+++ Provided entries +++
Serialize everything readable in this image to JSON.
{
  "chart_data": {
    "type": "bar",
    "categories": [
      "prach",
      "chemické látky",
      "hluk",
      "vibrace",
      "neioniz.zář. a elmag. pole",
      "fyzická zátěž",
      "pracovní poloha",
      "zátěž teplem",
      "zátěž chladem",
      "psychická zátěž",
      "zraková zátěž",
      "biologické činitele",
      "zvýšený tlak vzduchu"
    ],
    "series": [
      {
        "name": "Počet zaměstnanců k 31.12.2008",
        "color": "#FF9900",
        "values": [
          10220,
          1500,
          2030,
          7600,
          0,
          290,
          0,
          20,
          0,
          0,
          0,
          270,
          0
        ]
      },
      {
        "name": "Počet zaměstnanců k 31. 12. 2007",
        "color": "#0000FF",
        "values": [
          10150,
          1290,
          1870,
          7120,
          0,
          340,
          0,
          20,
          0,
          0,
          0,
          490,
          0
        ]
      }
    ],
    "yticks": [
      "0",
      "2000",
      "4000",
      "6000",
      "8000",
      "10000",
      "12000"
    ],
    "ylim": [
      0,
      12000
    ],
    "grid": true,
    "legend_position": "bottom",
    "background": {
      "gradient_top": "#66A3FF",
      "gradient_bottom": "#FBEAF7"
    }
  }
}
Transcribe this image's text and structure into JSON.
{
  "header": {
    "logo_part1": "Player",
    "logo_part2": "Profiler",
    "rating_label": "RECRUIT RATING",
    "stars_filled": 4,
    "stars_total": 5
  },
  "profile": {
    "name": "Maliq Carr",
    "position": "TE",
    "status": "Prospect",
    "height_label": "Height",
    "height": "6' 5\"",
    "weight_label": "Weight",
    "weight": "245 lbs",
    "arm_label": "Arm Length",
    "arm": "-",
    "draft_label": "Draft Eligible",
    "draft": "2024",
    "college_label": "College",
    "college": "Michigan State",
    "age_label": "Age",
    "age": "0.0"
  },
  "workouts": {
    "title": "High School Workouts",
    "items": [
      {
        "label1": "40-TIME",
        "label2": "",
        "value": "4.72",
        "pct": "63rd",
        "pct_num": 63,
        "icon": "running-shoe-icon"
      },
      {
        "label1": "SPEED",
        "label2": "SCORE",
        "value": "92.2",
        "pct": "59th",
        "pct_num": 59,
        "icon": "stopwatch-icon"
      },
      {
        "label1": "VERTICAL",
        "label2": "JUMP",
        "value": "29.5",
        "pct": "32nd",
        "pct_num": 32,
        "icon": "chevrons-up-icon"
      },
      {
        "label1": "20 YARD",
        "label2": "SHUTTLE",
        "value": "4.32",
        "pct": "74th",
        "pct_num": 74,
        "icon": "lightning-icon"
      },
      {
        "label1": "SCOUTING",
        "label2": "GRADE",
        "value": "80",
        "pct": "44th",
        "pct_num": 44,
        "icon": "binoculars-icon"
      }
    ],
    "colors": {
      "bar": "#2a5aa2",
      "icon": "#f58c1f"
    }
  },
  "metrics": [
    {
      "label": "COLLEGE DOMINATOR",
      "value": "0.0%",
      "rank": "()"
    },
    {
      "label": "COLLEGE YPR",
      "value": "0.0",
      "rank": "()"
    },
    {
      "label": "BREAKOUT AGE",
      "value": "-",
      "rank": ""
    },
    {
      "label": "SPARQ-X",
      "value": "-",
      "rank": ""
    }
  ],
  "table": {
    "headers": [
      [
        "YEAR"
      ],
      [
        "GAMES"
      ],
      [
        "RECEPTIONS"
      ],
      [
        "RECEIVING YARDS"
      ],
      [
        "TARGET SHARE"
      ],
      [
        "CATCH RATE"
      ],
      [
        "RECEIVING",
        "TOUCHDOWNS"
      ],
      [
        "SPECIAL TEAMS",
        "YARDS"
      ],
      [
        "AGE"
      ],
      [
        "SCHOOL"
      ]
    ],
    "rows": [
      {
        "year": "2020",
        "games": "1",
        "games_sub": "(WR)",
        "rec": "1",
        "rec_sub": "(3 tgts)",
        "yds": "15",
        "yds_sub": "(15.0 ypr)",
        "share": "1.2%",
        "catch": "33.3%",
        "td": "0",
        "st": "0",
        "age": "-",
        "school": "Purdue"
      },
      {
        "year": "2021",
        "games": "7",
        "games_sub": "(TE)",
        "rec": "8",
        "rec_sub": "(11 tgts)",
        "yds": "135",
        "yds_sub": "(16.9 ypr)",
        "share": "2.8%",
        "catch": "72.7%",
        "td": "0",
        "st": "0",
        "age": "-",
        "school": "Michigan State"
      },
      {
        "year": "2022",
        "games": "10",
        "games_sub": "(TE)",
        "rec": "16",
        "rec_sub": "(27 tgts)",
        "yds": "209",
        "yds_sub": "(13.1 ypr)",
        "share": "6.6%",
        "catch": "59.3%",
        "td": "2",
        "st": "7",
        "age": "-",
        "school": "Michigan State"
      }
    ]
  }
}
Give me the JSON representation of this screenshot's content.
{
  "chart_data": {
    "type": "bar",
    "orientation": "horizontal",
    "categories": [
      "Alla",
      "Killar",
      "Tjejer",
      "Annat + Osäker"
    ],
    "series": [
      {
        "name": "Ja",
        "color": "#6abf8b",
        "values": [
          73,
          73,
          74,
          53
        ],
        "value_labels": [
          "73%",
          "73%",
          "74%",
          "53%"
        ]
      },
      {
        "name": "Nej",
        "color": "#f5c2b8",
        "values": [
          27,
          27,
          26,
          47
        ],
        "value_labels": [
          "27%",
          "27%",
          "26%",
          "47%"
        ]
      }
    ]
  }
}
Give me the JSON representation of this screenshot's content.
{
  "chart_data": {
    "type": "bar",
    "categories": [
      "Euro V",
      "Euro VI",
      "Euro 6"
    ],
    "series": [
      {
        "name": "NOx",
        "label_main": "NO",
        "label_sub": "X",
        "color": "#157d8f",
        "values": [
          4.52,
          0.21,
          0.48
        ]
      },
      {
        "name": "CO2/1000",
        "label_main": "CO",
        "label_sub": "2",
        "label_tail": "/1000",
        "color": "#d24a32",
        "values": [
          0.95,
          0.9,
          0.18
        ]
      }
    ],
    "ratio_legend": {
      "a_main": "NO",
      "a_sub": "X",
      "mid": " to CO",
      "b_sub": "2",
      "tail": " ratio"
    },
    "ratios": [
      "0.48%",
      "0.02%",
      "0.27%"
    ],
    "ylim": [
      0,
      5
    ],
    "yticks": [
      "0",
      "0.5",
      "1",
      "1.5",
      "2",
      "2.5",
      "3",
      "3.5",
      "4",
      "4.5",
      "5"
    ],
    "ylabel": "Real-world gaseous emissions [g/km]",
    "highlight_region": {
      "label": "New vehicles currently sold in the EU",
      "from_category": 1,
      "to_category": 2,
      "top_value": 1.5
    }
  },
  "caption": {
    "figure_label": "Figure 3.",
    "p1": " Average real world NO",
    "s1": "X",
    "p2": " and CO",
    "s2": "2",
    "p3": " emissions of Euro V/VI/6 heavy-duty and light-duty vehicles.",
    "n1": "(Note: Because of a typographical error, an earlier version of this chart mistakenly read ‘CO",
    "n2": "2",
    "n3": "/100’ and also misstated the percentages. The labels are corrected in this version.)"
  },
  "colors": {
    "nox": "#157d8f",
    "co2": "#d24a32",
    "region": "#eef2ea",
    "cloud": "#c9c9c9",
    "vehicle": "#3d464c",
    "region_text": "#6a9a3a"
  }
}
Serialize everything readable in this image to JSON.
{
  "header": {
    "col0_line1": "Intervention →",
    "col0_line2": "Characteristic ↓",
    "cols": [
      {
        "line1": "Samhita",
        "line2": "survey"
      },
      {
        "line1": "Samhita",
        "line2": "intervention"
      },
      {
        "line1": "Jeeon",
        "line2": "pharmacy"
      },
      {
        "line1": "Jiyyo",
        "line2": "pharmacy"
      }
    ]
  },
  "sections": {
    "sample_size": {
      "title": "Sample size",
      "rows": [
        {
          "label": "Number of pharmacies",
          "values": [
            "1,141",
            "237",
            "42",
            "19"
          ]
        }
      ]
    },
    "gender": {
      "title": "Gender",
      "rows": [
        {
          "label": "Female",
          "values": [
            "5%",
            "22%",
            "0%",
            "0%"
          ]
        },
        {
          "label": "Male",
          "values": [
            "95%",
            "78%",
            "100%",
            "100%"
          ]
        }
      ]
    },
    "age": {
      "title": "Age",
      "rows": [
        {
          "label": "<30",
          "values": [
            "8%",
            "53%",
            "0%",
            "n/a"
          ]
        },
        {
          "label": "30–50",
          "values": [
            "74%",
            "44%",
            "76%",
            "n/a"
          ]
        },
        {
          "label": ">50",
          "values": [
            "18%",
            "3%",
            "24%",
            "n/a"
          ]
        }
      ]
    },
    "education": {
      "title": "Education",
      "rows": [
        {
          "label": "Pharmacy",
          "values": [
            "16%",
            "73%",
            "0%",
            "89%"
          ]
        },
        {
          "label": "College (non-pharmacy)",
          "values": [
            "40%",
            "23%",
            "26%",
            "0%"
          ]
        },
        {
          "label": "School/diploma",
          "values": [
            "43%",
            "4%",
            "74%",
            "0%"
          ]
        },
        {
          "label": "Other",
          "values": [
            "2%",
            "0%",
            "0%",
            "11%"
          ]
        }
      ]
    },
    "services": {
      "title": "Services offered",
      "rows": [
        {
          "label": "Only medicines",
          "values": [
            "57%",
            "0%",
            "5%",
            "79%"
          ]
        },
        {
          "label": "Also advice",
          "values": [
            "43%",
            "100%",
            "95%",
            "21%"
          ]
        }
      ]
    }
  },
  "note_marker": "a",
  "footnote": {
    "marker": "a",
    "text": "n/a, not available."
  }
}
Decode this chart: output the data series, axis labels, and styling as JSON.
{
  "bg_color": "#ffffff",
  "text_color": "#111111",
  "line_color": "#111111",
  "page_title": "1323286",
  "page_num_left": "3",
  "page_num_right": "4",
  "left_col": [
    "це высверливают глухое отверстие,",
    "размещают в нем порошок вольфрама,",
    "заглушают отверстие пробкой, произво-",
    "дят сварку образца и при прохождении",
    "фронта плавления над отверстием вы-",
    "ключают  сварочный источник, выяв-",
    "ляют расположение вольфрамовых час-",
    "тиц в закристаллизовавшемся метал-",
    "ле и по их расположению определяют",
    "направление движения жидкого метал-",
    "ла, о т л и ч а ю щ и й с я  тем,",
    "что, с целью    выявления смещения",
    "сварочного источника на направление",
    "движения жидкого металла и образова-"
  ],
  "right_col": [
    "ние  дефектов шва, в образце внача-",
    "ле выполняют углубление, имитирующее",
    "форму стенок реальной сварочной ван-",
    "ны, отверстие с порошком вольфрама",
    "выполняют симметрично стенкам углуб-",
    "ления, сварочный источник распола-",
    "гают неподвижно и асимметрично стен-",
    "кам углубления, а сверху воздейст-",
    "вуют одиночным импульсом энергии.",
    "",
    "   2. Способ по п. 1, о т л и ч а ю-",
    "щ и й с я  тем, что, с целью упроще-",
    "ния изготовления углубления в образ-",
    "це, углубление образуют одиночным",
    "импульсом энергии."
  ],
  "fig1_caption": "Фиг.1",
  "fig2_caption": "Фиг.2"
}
+++
● Objective: Among the lines of the material, find those that hold the word "icon" and copy them.

● Response:
        "icon": "running-shoe-icon"
        "icon": "stopwatch-icon"
        "icon": "chevrons-up-icon"
        "icon": "lightning-icon"
        "icon": "binoculars-icon"
      "icon": "#f58c1f"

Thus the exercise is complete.